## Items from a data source
◆ ◆ ◆ ◆ ◆
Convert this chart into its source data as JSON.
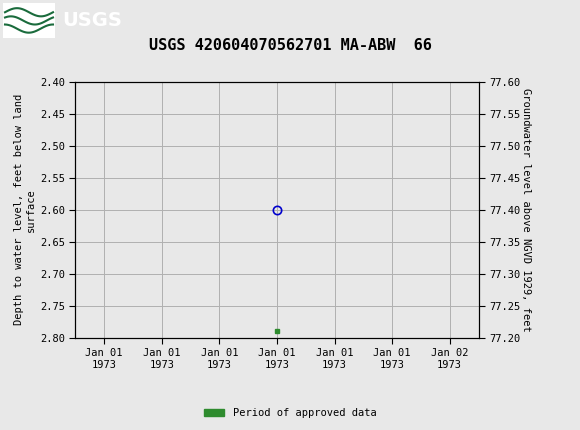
{
  "title": "USGS 420604070562701 MA-ABW  66",
  "left_ylabel": "Depth to water level, feet below land\nsurface",
  "right_ylabel": "Groundwater level above NGVD 1929, feet",
  "ylim_left": [
    2.4,
    2.8
  ],
  "ylim_right": [
    77.2,
    77.6
  ],
  "left_yticks": [
    2.4,
    2.45,
    2.5,
    2.55,
    2.6,
    2.65,
    2.7,
    2.75,
    2.8
  ],
  "right_yticks": [
    77.6,
    77.55,
    77.5,
    77.45,
    77.4,
    77.35,
    77.3,
    77.25,
    77.2
  ],
  "xtick_labels": [
    "Jan 01\n1973",
    "Jan 01\n1973",
    "Jan 01\n1973",
    "Jan 01\n1973",
    "Jan 01\n1973",
    "Jan 01\n1973",
    "Jan 02\n1973"
  ],
  "xtick_positions": [
    0,
    1,
    2,
    3,
    4,
    5,
    6
  ],
  "xlim": [
    -0.5,
    6.5
  ],
  "blue_point_x": 3,
  "blue_point_y": 2.6,
  "green_point_x": 3,
  "green_point_y": 2.79,
  "blue_color": "#0000cc",
  "green_color": "#2e8b2e",
  "header_color": "#1a6b3c",
  "background_color": "#e8e8e8",
  "plot_bg_color": "#e8e8e8",
  "grid_color": "#b0b0b0",
  "legend_label": "Period of approved data",
  "title_fontsize": 11,
  "label_fontsize": 7.5,
  "tick_fontsize": 7.5,
  "font_family": "DejaVu Sans Mono"
}
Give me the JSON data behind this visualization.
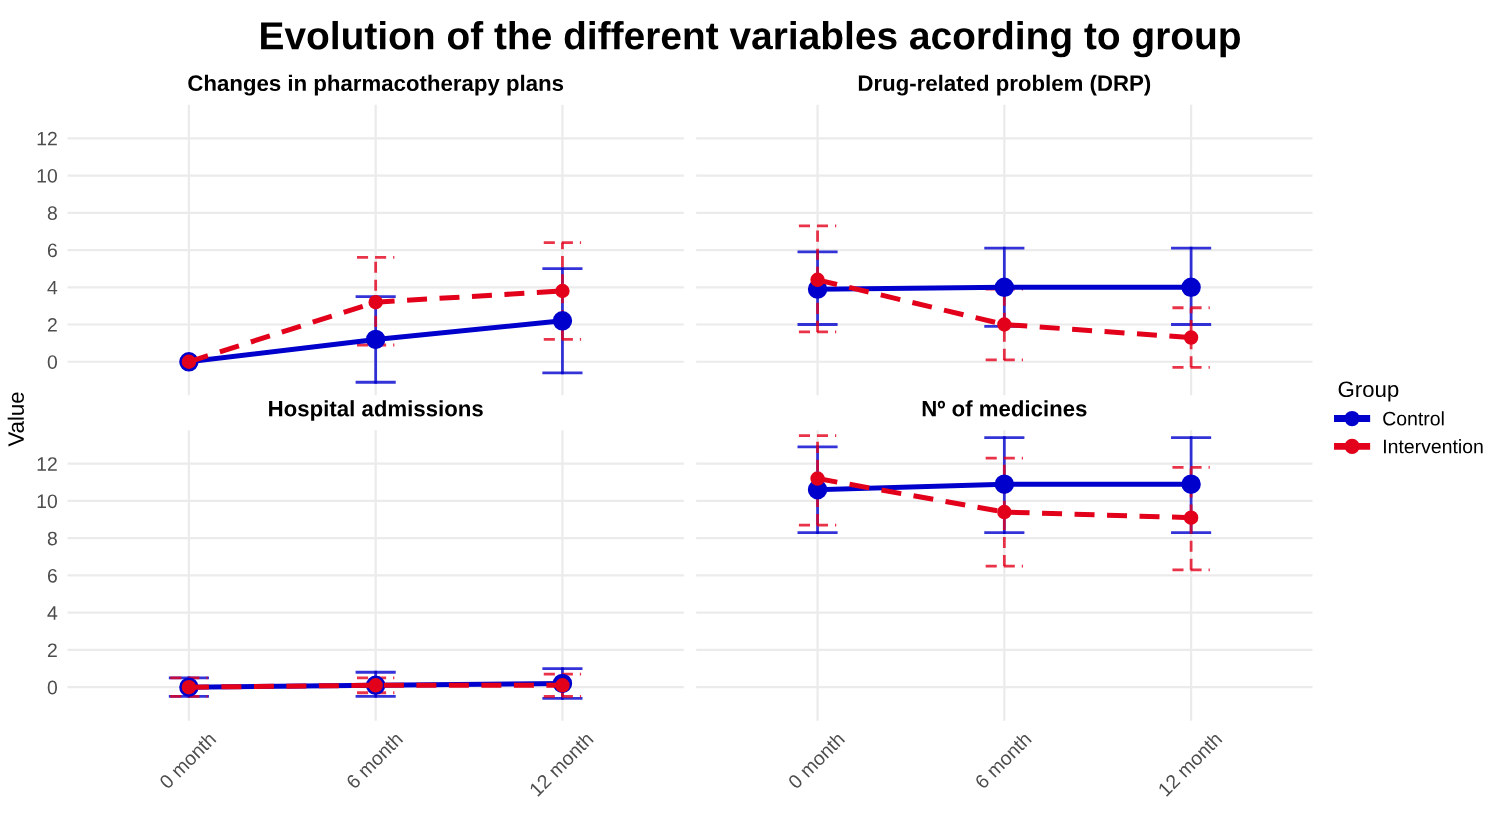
{
  "chart_data": [
    {
      "type": "line",
      "title": "Changes in pharmacotherapy plans",
      "annotations": [
        "Evolution of the different variables acording to group"
      ],
      "ylabel": "Value",
      "categories": [
        "0 month",
        "6 month",
        "12 month"
      ],
      "ylim": [
        -1.8,
        13.8
      ],
      "yticks": [
        0,
        2,
        4,
        6,
        8,
        10,
        12
      ],
      "tick_labels": "y",
      "grid": true,
      "marker": "circle",
      "legend": "right",
      "legend_title": "Group",
      "series": [
        {
          "name": "Control",
          "color": "#0000cd",
          "line_style": "solid",
          "values": [
            0,
            1.2,
            2.2
          ],
          "errors": [
            null,
            [
              -1.1,
              3.5
            ],
            [
              -0.6,
              5.0
            ]
          ]
        },
        {
          "name": "Intervention",
          "color": "#e3001b",
          "line_style": "dashed",
          "values": [
            0,
            3.2,
            3.8
          ],
          "errors": [
            null,
            [
              0.9,
              5.6
            ],
            [
              1.2,
              6.4
            ]
          ]
        }
      ]
    },
    {
      "type": "line",
      "title": "Drug-related problem (DRP)",
      "categories": [
        "0 month",
        "6 month",
        "12 month"
      ],
      "ylim": [
        -1.8,
        13.8
      ],
      "yticks": [
        0,
        2,
        4,
        6,
        8,
        10,
        12
      ],
      "tick_labels": false,
      "grid": true,
      "marker": "circle",
      "series": [
        {
          "name": "Control",
          "color": "#0000cd",
          "line_style": "solid",
          "values": [
            3.9,
            4.0,
            4.0
          ],
          "errors": [
            [
              2.0,
              5.9
            ],
            [
              1.9,
              6.1
            ],
            [
              2.0,
              6.1
            ]
          ]
        },
        {
          "name": "Intervention",
          "color": "#e3001b",
          "line_style": "dashed",
          "values": [
            4.4,
            2.0,
            1.3
          ],
          "errors": [
            [
              1.6,
              7.3
            ],
            [
              0.1,
              3.9
            ],
            [
              -0.3,
              2.9
            ]
          ]
        }
      ]
    },
    {
      "type": "line",
      "title": "Hospital admissions",
      "categories": [
        "0 month",
        "6 month",
        "12 month"
      ],
      "ylim": [
        -1.8,
        13.8
      ],
      "yticks": [
        0,
        2,
        4,
        6,
        8,
        10,
        12
      ],
      "grid": true,
      "marker": "circle",
      "series": [
        {
          "name": "Control",
          "color": "#0000cd",
          "line_style": "solid",
          "values": [
            0,
            0.1,
            0.2
          ],
          "errors": [
            [
              -0.5,
              0.5
            ],
            [
              -0.5,
              0.8
            ],
            [
              -0.6,
              1.0
            ]
          ]
        },
        {
          "name": "Intervention",
          "color": "#e3001b",
          "line_style": "dashed",
          "values": [
            0,
            0.1,
            0.1
          ],
          "errors": [
            [
              -0.5,
              0.5
            ],
            [
              -0.3,
              0.5
            ],
            [
              -0.5,
              0.7
            ]
          ]
        }
      ]
    },
    {
      "type": "line",
      "title": "Nº of medicines",
      "categories": [
        "0 month",
        "6 month",
        "12 month"
      ],
      "ylim": [
        -1.8,
        13.8
      ],
      "yticks": [
        0,
        2,
        4,
        6,
        8,
        10,
        12
      ],
      "tick_labels": "x",
      "grid": true,
      "marker": "circle",
      "series": [
        {
          "name": "Control",
          "color": "#0000cd",
          "line_style": "solid",
          "values": [
            10.6,
            10.9,
            10.9
          ],
          "errors": [
            [
              8.3,
              12.9
            ],
            [
              8.3,
              13.4
            ],
            [
              8.3,
              13.4
            ]
          ]
        },
        {
          "name": "Intervention",
          "color": "#e3001b",
          "line_style": "dashed",
          "values": [
            11.2,
            9.4,
            9.1
          ],
          "errors": [
            [
              8.7,
              13.5
            ],
            [
              6.5,
              12.3
            ],
            [
              6.3,
              11.8
            ]
          ]
        }
      ]
    }
  ]
}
◆ ◆ ◆ ◆ ◆
## TO DO
Omit the pictures, and quote the material above exactly as given.

## SOLUTION TO THE PROBLEM
Convert this chart into its source data as JSON.
{
  "title": "USGS 420604070562701 MA-ABW  66",
  "left_ylabel": "Depth to water level, feet below land\nsurface",
  "right_ylabel": "Groundwater level above NGVD 1929, feet",
  "ylim_left": [
    2.4,
    2.8
  ],
  "ylim_right": [
    77.2,
    77.6
  ],
  "left_yticks": [
    2.4,
    2.45,
    2.5,
    2.55,
    2.6,
    2.65,
    2.7,
    2.75,
    2.8
  ],
  "right_yticks": [
    77.6,
    77.55,
    77.5,
    77.45,
    77.4,
    77.35,
    77.3,
    77.25,
    77.2
  ],
  "xtick_labels": [
    "Jan 01\n1973",
    "Jan 01\n1973",
    "Jan 01\n1973",
    "Jan 01\n1973",
    "Jan 01\n1973",
    "Jan 01\n1973",
    "Jan 02\n1973"
  ],
  "xtick_positions": [
    0,
    1,
    2,
    3,
    4,
    5,
    6
  ],
  "xlim": [
    -0.5,
    6.5
  ],
  "blue_point_x": 3,
  "blue_point_y": 2.6,
  "green_point_x": 3,
  "green_point_y": 2.79,
  "blue_color": "#0000cc",
  "green_color": "#2e8b2e",
  "header_color": "#1a6b3c",
  "background_color": "#e8e8e8",
  "plot_bg_color": "#e8e8e8",
  "grid_color": "#b0b0b0",
  "legend_label": "Period of approved data",
  "title_fontsize": 11,
  "label_fontsize": 7.5,
  "tick_fontsize": 7.5,
  "font_family": "DejaVu Sans Mono"
}
Give me the JSON data behind this visualization.
{
  "chart_data": [
    {
      "type": "line",
      "title": "Changes in pharmacotherapy plans",
      "annotations": [
        "Evolution of the different variables acording to group"
      ],
      "ylabel": "Value",
      "categories": [
        "0 month",
        "6 month",
        "12 month"
      ],
      "ylim": [
        -1.8,
        13.8
      ],
      "yticks": [
        0,
        2,
        4,
        6,
        8,
        10,
        12
      ],
      "tick_labels": "y",
      "grid": true,
      "marker": "circle",
      "legend": "right",
      "legend_title": "Group",
      "series": [
        {
          "name": "Control",
          "color": "#0000cd",
          "line_style": "solid",
          "values": [
            0,
            1.2,
            2.2
          ],
          "errors": [
            null,
            [
              -1.1,
              3.5
            ],
            [
              -0.6,
              5.0
            ]
          ]
        },
        {
          "name": "Intervention",
          "color": "#e3001b",
          "line_style": "dashed",
          "values": [
            0,
            3.2,
            3.8
          ],
          "errors": [
            null,
            [
              0.9,
              5.6
            ],
            [
              1.2,
              6.4
            ]
          ]
        }
      ]
    },
    {
      "type": "line",
      "title": "Drug-related problem (DRP)",
      "categories": [
        "0 month",
        "6 month",
        "12 month"
      ],
      "ylim": [
        -1.8,
        13.8
      ],
      "yticks": [
        0,
        2,
        4,
        6,
        8,
        10,
        12
      ],
      "tick_labels": false,
      "grid": true,
      "marker": "circle",
      "series": [
        {
          "name": "Control",
          "color": "#0000cd",
          "line_style": "solid",
          "values": [
            3.9,
            4.0,
            4.0
          ],
          "errors": [
            [
              2.0,
              5.9
            ],
            [
              1.9,
              6.1
            ],
            [
              2.0,
              6.1
            ]
          ]
        },
        {
          "name": "Intervention",
          "color": "#e3001b",
          "line_style": "dashed",
          "values": [
            4.4,
            2.0,
            1.3
          ],
          "errors": [
            [
              1.6,
              7.3
            ],
            [
              0.1,
              3.9
            ],
            [
              -0.3,
              2.9
            ]
          ]
        }
      ]
    },
    {
      "type": "line",
      "title": "Hospital admissions",
      "categories": [
        "0 month",
        "6 month",
        "12 month"
      ],
      "ylim": [
        -1.8,
        13.8
      ],
      "yticks": [
        0,
        2,
        4,
        6,
        8,
        10,
        12
      ],
      "grid": true,
      "marker": "circle",
      "series": [
        {
          "name": "Control",
          "color": "#0000cd",
          "line_style": "solid",
          "values": [
            0,
            0.1,
            0.2
          ],
          "errors": [
            [
              -0.5,
              0.5
            ],
            [
              -0.5,
              0.8
            ],
            [
              -0.6,
              1.0
            ]
          ]
        },
        {
          "name": "Intervention",
          "color": "#e3001b",
          "line_style": "dashed",
          "values": [
            0,
            0.1,
            0.1
          ],
          "errors": [
            [
              -0.5,
              0.5
            ],
            [
              -0.3,
              0.5
            ],
            [
              -0.5,
              0.7
            ]
          ]
        }
      ]
    },
    {
      "type": "line",
      "title": "Nº of medicines",
      "categories": [
        "0 month",
        "6 month",
        "12 month"
      ],
      "ylim": [
        -1.8,
        13.8
      ],
      "yticks": [
        0,
        2,
        4,
        6,
        8,
        10,
        12
      ],
      "tick_labels": "x",
      "grid": true,
      "marker": "circle",
      "series": [
        {
          "name": "Control",
          "color": "#0000cd",
          "line_style": "solid",
          "values": [
            10.6,
            10.9,
            10.9
          ],
          "errors": [
            [
              8.3,
              12.9
            ],
            [
              8.3,
              13.4
            ],
            [
              8.3,
              13.4
            ]
          ]
        },
        {
          "name": "Intervention",
          "color": "#e3001b",
          "line_style": "dashed",
          "values": [
            11.2,
            9.4,
            9.1
          ],
          "errors": [
            [
              8.7,
              13.5
            ],
            [
              6.5,
              12.3
            ],
            [
              6.3,
              11.8
            ]
          ]
        }
      ]
    }
  ]
}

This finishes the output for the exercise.